* Information supplied:

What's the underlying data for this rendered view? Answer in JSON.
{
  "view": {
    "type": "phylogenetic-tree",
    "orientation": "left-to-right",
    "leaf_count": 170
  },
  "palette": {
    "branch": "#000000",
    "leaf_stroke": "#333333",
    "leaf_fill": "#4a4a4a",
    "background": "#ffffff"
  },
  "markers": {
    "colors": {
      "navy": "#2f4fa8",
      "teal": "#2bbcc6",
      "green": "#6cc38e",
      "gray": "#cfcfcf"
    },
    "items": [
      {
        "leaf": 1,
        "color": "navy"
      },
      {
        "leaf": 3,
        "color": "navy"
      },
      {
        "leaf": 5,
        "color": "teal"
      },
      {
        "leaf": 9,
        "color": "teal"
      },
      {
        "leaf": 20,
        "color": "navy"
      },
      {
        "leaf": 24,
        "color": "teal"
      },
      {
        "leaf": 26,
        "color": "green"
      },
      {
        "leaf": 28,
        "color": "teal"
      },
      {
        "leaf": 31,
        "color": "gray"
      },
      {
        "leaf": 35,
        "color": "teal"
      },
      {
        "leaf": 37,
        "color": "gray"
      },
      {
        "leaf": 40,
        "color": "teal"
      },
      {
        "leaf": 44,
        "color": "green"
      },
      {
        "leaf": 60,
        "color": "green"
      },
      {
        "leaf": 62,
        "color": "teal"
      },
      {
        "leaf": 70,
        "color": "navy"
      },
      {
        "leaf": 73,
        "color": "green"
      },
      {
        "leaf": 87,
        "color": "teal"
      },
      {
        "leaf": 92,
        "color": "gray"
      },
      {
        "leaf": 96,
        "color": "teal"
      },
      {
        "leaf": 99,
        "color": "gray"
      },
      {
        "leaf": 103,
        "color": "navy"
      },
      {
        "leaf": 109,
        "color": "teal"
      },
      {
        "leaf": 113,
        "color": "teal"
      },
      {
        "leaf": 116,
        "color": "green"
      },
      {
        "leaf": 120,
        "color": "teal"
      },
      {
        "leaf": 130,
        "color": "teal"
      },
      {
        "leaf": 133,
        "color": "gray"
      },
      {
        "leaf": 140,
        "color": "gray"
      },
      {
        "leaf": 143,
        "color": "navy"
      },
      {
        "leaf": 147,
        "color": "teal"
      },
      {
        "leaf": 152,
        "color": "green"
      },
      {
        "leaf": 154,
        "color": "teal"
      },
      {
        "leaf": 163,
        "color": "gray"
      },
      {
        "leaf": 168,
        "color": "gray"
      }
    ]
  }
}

* Set problem: Count every line in the preceding entries where the string "view" appears, then state only the total.

* Solution to this problem: 2